▶ [Exercise directions]: Return the listing below in full, with every line exactly as it is.

▶ [Data entries]:
<<<<

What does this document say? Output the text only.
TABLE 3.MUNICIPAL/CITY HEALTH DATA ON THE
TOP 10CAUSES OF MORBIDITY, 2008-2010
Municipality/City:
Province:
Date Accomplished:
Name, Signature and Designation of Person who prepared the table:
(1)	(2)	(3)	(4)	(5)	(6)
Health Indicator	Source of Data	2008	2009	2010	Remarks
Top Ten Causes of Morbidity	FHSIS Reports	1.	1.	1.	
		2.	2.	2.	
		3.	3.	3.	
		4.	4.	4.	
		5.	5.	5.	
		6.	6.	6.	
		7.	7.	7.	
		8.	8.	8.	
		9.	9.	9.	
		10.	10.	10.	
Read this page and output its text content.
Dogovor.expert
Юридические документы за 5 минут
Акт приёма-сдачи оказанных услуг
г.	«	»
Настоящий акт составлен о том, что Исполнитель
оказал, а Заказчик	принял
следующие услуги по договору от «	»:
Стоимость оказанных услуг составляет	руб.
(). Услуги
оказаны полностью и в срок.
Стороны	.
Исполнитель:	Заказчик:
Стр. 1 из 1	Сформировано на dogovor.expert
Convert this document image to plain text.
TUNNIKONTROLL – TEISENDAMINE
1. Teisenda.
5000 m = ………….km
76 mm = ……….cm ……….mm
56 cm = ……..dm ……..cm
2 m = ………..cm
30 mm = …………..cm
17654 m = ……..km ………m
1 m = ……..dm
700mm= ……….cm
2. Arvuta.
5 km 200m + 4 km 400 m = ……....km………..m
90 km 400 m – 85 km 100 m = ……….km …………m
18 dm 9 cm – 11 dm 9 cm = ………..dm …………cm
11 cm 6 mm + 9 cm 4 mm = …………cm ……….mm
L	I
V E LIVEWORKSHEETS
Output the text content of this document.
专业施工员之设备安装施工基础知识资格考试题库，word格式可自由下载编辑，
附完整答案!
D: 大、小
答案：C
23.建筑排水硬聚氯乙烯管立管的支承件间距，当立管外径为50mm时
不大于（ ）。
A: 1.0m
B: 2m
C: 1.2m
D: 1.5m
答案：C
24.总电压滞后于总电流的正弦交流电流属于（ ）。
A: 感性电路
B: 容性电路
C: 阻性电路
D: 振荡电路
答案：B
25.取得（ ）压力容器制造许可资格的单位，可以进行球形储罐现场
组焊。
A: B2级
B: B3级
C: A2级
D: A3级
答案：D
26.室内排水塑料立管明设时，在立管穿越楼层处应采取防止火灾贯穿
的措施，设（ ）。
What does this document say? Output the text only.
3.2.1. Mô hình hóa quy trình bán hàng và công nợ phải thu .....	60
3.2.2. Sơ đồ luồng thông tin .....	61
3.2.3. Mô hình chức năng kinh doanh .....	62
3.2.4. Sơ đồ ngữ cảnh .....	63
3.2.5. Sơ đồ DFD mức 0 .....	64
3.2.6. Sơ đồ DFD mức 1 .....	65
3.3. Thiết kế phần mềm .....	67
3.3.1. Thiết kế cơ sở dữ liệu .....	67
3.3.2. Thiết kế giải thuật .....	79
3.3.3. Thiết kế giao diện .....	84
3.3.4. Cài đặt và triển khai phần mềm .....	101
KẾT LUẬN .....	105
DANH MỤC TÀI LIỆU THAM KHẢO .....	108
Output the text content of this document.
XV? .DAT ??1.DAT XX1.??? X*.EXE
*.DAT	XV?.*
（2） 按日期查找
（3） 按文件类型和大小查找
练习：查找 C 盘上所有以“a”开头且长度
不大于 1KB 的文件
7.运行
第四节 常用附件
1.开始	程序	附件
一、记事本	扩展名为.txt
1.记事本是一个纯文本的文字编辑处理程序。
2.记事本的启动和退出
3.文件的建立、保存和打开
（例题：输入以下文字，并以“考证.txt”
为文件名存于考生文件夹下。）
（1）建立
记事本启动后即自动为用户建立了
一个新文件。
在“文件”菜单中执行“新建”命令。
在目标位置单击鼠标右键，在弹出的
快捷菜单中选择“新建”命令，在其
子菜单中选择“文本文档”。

>>>>

▶ [Full response]:
What does this document say? Output the text only.
TABLE 3.MUNICIPAL/CITY HEALTH DATA ON THE
TOP 10CAUSES OF MORBIDITY, 2008-2010
Municipality/City:
Province:
Date Accomplished:
Name, Signature and Designation of Person who prepared the table:
(1)	(2)	(3)	(4)	(5)	(6)
Health Indicator	Source of Data	2008	2009	2010	Remarks
Top Ten Causes of Morbidity	FHSIS Reports	1.	1.	1.	
		2.	2.	2.	
		3.	3.	3.	
		4.	4.	4.	
		5.	5.	5.	
		6.	6.	6.	
		7.	7.	7.	
		8.	8.	8.	
		9.	9.	9.	
		10.	10.	10.	
Read this page and output its text content.
Dogovor.expert
Юридические документы за 5 минут
Акт приёма-сдачи оказанных услуг
г.	«	»
Настоящий акт составлен о том, что Исполнитель
оказал, а Заказчик	принял
следующие услуги по договору от «	»:
Стоимость оказанных услуг составляет	руб.
(). Услуги
оказаны полностью и в срок.
Стороны	.
Исполнитель:	Заказчик:
Стр. 1 из 1	Сформировано на dogovor.expert
Convert this document image to plain text.
TUNNIKONTROLL – TEISENDAMINE
1. Teisenda.
5000 m = ………….km
76 mm = ……….cm ……….mm
56 cm = ……..dm ……..cm
2 m = ………..cm
30 mm = …………..cm
17654 m = ……..km ………m
1 m = ……..dm
700mm= ……….cm
2. Arvuta.
5 km 200m + 4 km 400 m = ……....km………..m
90 km 400 m – 85 km 100 m = ……….km …………m
18 dm 9 cm – 11 dm 9 cm = ………..dm …………cm
11 cm 6 mm + 9 cm 4 mm = …………cm ……….mm
L	I
V E LIVEWORKSHEETS
Output the text content of this document.
专业施工员之设备安装施工基础知识资格考试题库，word格式可自由下载编辑，
附完整答案!
D: 大、小
答案：C
23.建筑排水硬聚氯乙烯管立管的支承件间距，当立管外径为50mm时
不大于（ ）。
A: 1.0m
B: 2m
C: 1.2m
D: 1.5m
答案：C
24.总电压滞后于总电流的正弦交流电流属于（ ）。
A: 感性电路
B: 容性电路
C: 阻性电路
D: 振荡电路
答案：B
25.取得（ ）压力容器制造许可资格的单位，可以进行球形储罐现场
组焊。
A: B2级
B: B3级
C: A2级
D: A3级
答案：D
26.室内排水塑料立管明设时，在立管穿越楼层处应采取防止火灾贯穿
的措施，设（ ）。
What does this document say? Output the text only.
3.2.1. Mô hình hóa quy trình bán hàng và công nợ phải thu .....	60
3.2.2. Sơ đồ luồng thông tin .....	61
3.2.3. Mô hình chức năng kinh doanh .....	62
3.2.4. Sơ đồ ngữ cảnh .....	63
3.2.5. Sơ đồ DFD mức 0 .....	64
3.2.6. Sơ đồ DFD mức 1 .....	65
3.3. Thiết kế phần mềm .....	67
3.3.1. Thiết kế cơ sở dữ liệu .....	67
3.3.2. Thiết kế giải thuật .....	79
3.3.3. Thiết kế giao diện .....	84
3.3.4. Cài đặt và triển khai phần mềm .....	101
KẾT LUẬN .....	105
DANH MỤC TÀI LIỆU THAM KHẢO .....	108
Output the text content of this document.
XV? .DAT ??1.DAT XX1.??? X*.EXE
*.DAT	XV?.*
（2） 按日期查找
（3） 按文件类型和大小查找
练习：查找 C 盘上所有以“a”开头且长度
不大于 1KB 的文件
7.运行
第四节 常用附件
1.开始	程序	附件
一、记事本	扩展名为.txt
1.记事本是一个纯文本的文字编辑处理程序。
2.记事本的启动和退出
3.文件的建立、保存和打开
（例题：输入以下文字，并以“考证.txt”
为文件名存于考生文件夹下。）
（1）建立
记事本启动后即自动为用户建立了
一个新文件。
在“文件”菜单中执行“新建”命令。
在目标位置单击鼠标右键，在弹出的
快捷菜单中选择“新建”命令，在其
子菜单中选择“文本文档”。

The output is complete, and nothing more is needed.